INPUT DATA below:

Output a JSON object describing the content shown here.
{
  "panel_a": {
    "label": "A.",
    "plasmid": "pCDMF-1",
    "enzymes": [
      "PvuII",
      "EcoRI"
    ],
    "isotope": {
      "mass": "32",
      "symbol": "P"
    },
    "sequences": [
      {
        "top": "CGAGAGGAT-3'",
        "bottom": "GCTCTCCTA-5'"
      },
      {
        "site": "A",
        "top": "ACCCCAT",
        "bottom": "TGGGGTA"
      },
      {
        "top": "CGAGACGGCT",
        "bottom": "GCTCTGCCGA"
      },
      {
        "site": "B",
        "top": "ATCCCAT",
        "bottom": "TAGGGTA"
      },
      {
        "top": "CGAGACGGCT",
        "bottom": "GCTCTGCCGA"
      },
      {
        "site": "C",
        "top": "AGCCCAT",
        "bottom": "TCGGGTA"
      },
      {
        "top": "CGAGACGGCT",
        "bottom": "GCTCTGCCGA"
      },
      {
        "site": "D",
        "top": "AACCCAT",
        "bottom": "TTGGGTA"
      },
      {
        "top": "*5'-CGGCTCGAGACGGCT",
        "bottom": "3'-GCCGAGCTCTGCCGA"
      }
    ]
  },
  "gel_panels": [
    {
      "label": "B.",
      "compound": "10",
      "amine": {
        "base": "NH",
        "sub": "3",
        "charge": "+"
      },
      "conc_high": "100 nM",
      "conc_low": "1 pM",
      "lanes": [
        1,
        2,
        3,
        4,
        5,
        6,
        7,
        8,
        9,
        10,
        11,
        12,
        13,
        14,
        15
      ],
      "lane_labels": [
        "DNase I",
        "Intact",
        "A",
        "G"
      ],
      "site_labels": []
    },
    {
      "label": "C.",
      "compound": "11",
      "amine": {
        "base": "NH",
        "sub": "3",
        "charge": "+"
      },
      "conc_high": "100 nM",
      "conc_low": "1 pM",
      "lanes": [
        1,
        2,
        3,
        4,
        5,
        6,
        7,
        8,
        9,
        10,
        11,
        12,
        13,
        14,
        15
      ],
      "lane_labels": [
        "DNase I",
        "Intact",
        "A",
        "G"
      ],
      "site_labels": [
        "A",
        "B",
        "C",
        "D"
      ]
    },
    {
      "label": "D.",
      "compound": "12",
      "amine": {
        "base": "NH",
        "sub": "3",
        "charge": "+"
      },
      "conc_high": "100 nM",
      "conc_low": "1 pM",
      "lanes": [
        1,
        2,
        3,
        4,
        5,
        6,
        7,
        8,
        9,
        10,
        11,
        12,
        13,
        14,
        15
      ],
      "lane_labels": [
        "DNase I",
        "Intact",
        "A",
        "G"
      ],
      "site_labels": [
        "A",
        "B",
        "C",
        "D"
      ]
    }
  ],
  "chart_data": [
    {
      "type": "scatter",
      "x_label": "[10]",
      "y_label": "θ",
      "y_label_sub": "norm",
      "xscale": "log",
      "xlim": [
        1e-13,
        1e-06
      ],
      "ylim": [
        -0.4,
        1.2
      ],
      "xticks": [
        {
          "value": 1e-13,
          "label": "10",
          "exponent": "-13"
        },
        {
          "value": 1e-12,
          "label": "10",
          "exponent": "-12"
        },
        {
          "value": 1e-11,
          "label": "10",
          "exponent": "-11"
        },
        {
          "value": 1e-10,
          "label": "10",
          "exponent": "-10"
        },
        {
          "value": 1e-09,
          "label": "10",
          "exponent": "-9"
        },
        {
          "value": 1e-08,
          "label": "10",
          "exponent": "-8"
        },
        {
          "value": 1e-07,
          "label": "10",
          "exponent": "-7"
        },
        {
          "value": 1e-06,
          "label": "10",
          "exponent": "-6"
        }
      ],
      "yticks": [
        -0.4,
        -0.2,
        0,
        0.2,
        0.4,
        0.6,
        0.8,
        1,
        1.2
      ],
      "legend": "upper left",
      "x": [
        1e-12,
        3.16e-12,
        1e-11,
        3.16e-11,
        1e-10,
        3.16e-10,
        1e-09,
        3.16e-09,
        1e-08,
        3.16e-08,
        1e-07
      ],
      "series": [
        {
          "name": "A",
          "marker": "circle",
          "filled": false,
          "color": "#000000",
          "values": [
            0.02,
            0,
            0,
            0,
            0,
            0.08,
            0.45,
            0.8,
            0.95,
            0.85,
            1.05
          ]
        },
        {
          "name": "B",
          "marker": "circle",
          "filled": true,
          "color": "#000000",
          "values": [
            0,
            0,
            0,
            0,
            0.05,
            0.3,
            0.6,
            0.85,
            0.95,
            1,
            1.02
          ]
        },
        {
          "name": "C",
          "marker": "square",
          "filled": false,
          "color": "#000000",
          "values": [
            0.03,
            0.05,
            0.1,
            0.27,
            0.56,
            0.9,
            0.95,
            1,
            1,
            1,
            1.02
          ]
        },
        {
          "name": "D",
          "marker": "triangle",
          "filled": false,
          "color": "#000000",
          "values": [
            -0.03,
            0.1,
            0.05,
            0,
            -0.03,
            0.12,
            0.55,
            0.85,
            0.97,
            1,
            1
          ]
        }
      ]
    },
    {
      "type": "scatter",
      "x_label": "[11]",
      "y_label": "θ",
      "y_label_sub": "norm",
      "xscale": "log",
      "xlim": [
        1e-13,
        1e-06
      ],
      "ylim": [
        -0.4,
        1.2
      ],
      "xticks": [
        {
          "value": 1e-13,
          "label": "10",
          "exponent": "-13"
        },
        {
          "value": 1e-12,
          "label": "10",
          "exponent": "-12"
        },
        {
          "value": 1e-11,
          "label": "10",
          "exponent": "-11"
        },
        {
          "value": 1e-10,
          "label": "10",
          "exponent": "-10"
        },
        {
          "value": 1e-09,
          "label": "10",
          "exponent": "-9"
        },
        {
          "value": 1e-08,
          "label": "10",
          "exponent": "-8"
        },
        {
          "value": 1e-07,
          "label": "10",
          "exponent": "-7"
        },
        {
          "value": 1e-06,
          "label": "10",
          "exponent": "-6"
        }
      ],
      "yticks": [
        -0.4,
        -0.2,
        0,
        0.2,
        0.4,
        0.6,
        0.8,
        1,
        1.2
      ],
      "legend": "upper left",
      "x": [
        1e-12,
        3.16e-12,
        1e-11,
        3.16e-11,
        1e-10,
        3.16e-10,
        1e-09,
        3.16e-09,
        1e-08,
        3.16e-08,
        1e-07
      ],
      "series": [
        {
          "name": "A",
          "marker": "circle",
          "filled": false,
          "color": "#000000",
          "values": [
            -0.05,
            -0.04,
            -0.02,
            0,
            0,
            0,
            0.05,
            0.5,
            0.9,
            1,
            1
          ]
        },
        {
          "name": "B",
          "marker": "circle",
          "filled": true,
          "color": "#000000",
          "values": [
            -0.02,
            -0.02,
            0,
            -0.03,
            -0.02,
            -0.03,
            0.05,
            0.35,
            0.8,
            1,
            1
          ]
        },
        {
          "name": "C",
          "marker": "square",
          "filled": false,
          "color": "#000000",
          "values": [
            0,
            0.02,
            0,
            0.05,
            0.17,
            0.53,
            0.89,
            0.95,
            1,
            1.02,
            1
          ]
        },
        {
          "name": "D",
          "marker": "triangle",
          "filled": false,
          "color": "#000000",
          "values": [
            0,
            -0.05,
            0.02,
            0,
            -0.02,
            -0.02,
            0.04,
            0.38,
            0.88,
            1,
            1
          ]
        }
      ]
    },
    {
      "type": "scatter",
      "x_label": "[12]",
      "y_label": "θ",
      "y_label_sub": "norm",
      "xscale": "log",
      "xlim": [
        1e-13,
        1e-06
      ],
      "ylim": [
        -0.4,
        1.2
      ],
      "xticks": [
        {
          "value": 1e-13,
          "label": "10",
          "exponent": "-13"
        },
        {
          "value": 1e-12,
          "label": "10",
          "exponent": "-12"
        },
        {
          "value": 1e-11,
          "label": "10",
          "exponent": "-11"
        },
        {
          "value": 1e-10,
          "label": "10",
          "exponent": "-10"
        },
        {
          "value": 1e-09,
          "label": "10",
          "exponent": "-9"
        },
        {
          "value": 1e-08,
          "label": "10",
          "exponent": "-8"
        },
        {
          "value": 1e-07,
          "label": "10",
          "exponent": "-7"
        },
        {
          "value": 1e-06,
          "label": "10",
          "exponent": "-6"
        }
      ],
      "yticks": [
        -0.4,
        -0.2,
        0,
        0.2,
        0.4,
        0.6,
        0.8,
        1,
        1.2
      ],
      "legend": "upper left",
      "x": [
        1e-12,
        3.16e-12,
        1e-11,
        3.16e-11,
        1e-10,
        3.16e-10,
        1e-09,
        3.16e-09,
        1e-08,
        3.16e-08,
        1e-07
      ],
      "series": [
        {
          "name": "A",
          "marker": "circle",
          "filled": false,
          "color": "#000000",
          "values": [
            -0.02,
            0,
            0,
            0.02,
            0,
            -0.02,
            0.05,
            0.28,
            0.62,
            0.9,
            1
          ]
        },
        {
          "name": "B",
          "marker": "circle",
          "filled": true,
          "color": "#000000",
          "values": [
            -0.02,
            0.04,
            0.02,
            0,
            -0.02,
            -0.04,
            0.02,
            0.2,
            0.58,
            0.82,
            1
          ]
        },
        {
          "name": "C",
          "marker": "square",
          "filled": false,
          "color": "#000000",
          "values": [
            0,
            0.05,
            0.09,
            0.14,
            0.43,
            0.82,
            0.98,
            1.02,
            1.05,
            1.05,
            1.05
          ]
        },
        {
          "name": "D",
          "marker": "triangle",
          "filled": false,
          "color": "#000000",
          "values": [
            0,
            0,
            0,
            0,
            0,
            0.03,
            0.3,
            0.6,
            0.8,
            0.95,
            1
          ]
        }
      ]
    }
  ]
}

End of INPUT DATA.

| TASK ITEM |
How many lines in the entries contain the string "compound"? Give the number only.

| REPLY |
3